**The request:** Write out the material again exactly, please, and omit the pictures.

Extracted records:

******

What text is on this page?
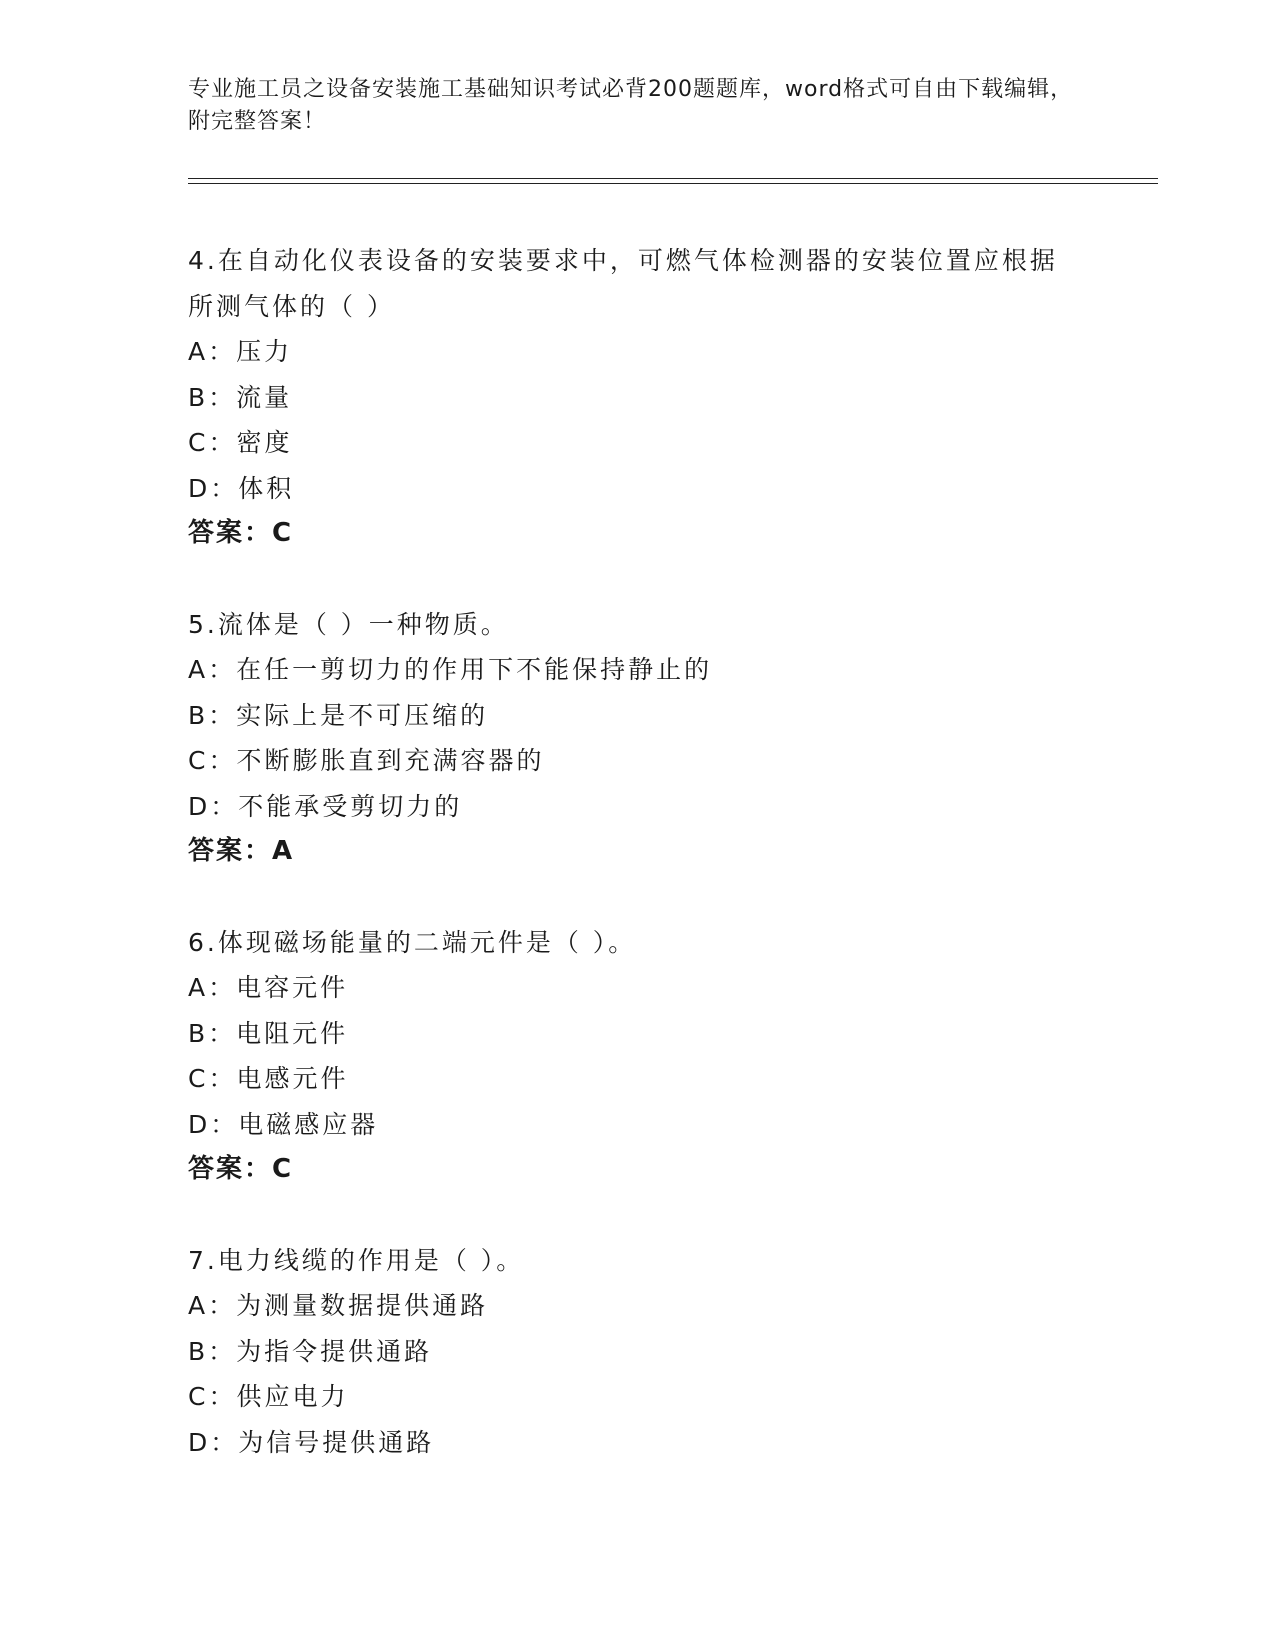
专业施工员之设备安装施工基础知识考试必背200题题库，word格式可自由下载编辑，附完整答案！
4.在自动化仪表设备的安装要求中，可燃气体检测器的安装位置应根据所测气体的（ ）
A：压力
B：流量
C：密度
D：体积
答案：C
5.流体是（ ）一种物质。
A：在任一剪切力的作用下不能保持静止的
B：实际上是不可压缩的
C：不断膨胀直到充满容器的
D：不能承受剪切力的
答案：A
6.体现磁场能量的二端元件是（ ）。
A：电容元件
B：电阻元件
C：电感元件
D：电磁感应器
答案：C
7.电力线缆的作用是（ ）。
A：为测量数据提供通路
B：为指令提供通路
C：供应电力
D：为信号提供通路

******

**Reply to the task:**
What text is on this page?
专业施工员之设备安装施工基础知识考试必背200题题库，word格式可自由下载编辑，附完整答案！
4.在自动化仪表设备的安装要求中，可燃气体检测器的安装位置应根据所测气体的（ ）
A：压力
B：流量
C：密度
D：体积
答案：C
5.流体是（ ）一种物质。
A：在任一剪切力的作用下不能保持静止的
B：实际上是不可压缩的
C：不断膨胀直到充满容器的
D：不能承受剪切力的
答案：A
6.体现磁场能量的二端元件是（ ）。
A：电容元件
B：电阻元件
C：电感元件
D：电磁感应器
答案：C
7.电力线缆的作用是（ ）。
A：为测量数据提供通路
B：为指令提供通路
C：供应电力
D：为信号提供通路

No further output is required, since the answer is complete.